The holy trinity: 15-35 RF, 24-105 RF 4.0/L, and the EF 100-400 II L (with an adapter of course). The RF 100-500 L apparently is comparable, but if you've already got the EF, I see little reason to upgrade unless you _must_ have 500mm.

(And yes, I'm still missing the 24-105, bought from the Canon store as a refurb with an RP thrown in for 300 bucks over 24-105 list price.)


----------



## tron (Aug 25, 2020)

Alan congratulations and a big thank you for getting us valuable information about all these camera/lens/tc combinations.


----------



## Click (Aug 25, 2020)

tron said:


> Alan congratulations and a big thank you for getting us valuable information about all these camera/lens/tc combinations.



+1 Thank you Alan.


----------



## Stu_bert (Aug 26, 2020)

Click said:


> +1 Thank you Alan.


+2 Thanks for spending all the time to provide that info & education. Very much appreciated.


----------



## justaCanonuser (Sep 14, 2021)

AlanF said:


> Another of my geek articles, which does have some implications for actual use. What I do here is to calculate the contributions of diffraction and sensor Mpx size (R5 vs R6) to the resolving power of the 400mm f/5.6 and 500mm f/7.1 zooms and the 600mm and 800mm f/11 primes and how resolution is affected by 1.4x and 2x teleconverters.
> 
> The summary based on just the effects of diffraction and sensor Mpx, and ignoring optical aberrations is:
> 
> ...


Alan, this is very interesting, thank you very much. Your last finding "the f/11 lenses are more suited to the lower resolution R6, and this makes it an attractive lower priced alternative" didn't surprise me. That's basically what I try to tell the high MP sensor fans since many years.


----------



## LogicExtremist (Sep 27, 2021)

AlanF said:


> Another of my geek articles, which does have some implications for actual use. What I do here is to calculate the contributions of diffraction and sensor Mpx size (R5 vs R6) to the resolving power of the 400mm f/5.6 and 500mm f/7.1 zooms and the 600mm and 800mm f/11 primes and how resolution is affected by 1.4x and 2x teleconverters.
> 
> The summary based on just the effects of diffraction and sensor Mpx, and ignoring optical aberrations is:
> 
> ...


Hi Alan, thanks for this information and the huge effort you put into it!


----------



## stevelee (Sep 28, 2021)

Thanks. I found that very interesting, even though I have no plans to get either of those cameras or any of those lenses.

It seems like people tend to think of diffraction as an all-or-nothing thing, as if light suddenly falls off a cliff at a diffraction limit. 

I have tried taking macro pictures at various apertures to see what is the smallest opening I can get away with. As the openings stopped down, I could see an increasing softness to the image that was not unpleasant. Up to a point getting another millimeter in depth of field is worth that compromise. Even f/32 wasn’t awful though the diffraction effect was quite obvious. I clearly am not going to run similar tests to yours on my equipment, but in controlled situations, mainly macro using a tripod, I will try to see what is the optimum compromise to make.

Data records
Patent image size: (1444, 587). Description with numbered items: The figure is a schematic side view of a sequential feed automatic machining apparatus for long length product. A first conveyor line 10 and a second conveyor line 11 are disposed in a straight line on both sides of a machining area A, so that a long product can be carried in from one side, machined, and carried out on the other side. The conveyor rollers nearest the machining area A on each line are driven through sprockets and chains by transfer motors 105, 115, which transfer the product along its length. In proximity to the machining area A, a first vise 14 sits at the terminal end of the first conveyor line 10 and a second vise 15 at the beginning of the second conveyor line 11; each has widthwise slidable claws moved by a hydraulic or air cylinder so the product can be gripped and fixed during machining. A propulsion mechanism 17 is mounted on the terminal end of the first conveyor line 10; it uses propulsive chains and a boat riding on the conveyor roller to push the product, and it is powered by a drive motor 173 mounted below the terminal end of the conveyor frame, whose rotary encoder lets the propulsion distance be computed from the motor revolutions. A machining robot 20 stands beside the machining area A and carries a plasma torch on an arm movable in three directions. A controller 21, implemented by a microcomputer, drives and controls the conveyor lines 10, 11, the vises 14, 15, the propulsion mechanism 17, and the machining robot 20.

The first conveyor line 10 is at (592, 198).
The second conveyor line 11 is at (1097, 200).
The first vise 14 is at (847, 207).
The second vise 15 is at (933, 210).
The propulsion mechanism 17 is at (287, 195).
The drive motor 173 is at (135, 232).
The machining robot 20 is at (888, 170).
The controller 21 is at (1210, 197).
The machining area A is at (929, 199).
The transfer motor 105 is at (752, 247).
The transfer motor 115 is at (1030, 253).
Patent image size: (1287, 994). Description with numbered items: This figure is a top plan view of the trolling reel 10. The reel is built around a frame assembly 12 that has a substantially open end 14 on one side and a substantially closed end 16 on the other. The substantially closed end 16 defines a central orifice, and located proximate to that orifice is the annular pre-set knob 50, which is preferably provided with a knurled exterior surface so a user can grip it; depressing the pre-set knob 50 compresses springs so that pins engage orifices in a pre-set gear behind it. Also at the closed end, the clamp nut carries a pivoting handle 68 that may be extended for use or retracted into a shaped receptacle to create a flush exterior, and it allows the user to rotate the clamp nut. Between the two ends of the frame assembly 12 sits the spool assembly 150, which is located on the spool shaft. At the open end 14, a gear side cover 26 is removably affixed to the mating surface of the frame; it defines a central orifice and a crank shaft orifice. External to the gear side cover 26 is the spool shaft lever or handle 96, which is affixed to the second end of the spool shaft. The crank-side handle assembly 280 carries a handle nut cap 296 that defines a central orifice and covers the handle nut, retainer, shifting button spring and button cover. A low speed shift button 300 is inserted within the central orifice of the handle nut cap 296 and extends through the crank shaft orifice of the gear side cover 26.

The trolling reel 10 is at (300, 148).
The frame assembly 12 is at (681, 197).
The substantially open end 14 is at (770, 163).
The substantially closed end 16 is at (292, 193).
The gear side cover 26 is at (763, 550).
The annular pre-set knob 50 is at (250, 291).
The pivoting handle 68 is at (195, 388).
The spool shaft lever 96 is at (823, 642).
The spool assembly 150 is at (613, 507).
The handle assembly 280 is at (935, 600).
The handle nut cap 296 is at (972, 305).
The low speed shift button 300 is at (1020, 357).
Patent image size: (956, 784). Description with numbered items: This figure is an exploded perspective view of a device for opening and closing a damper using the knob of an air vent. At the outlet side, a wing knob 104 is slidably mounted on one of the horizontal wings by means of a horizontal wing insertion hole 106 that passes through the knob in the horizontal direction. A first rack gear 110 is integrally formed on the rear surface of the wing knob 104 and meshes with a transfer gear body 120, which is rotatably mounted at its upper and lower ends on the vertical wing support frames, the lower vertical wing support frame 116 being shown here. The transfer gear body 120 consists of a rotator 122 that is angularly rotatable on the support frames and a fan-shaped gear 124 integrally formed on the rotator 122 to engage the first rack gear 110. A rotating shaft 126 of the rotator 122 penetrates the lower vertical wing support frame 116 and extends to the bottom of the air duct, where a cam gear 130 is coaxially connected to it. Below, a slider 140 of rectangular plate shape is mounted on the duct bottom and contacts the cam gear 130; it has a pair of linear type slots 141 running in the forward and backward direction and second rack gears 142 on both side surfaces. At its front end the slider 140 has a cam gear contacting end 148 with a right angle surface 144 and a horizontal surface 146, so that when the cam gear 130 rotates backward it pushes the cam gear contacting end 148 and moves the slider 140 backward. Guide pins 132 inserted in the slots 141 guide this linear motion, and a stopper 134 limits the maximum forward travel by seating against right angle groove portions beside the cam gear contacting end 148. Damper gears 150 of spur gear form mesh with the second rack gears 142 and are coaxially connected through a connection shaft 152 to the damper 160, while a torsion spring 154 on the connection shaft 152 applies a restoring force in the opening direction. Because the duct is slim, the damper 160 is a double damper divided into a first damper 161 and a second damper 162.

> **Task instructions**:
1. Write out the stretch of the lens thread from "Alan, this is" through "(Sep 27, 2021)" again, swapping "fans" for "buyers".
2. Turn the data records, from the start of the entries through the line containing "The transfer motor 115 is at (1030, 253).", into a Markdown table with the columns Row and Line. Number each row and leave out blank lines.

> **Answers to the problems**:
1.
Alan, this is very interesting, thank you very much. Your last finding "the f/11 lenses are more suited to the lower resolution R6, and this makes it an attractive lower priced alternative" didn't surprise me. That's basically what I try to tell the high MP sensor buyers since many years.


----------



## LogicExtremist (Sep 27, 2021)

2.
| Row | Line |
|---|---|
| 1 | Patent image size: (1444, 587). Description with numbered items: The figure is a schematic side view of a sequential feed automatic machining apparatus for long length product. A first conveyor line 10 and a second conveyor line 11 are disposed in a straight line on both sides of a machining area A, so that a long product can be carried in from one side, machined, and carried out on the other side. The conveyor rollers nearest the machining area A on each line are driven through sprockets and chains by transfer motors 105, 115, which transfer the product along its length. In proximity to the machining area A, a first vise 14 sits at the terminal end of the first conveyor line 10 and a second vise 15 at the beginning of the second conveyor line 11; each has widthwise slidable claws moved by a hydraulic or air cylinder so the product can be gripped and fixed during machining. A propulsion mechanism 17 is mounted on the terminal end of the first conveyor line 10; it uses propulsive chains and a boat riding on the conveyor roller to push the product, and it is powered by a drive motor 173 mounted below the terminal end of the conveyor frame, whose rotary encoder lets the propulsion distance be computed from the motor revolutions. A machining robot 20 stands beside the machining area A and carries a plasma torch on an arm movable in three directions. A controller 21, implemented by a microcomputer, drives and controls the conveyor lines 10, 11, the vises 14, 15, the propulsion mechanism 17, and the machining robot 20. |
| 2 | The first conveyor line 10 is at (592, 198). |
| 3 | The second conveyor line 11 is at (1097, 200). |
| 4 | The first vise 14 is at (847, 207). |
| 5 | The second vise 15 is at (933, 210). |
| 6 | The propulsion mechanism 17 is at (287, 195). |
| 7 | The drive motor 173 is at (135, 232). |
| 8 | The machining robot 20 is at (888, 170). |
| 9 | The controller 21 is at (1210, 197). |
| 10 | The machining area A is at (929, 199). |
| 11 | The transfer motor 105 is at (752, 247). |
| 12 | The transfer motor 115 is at (1030, 253). |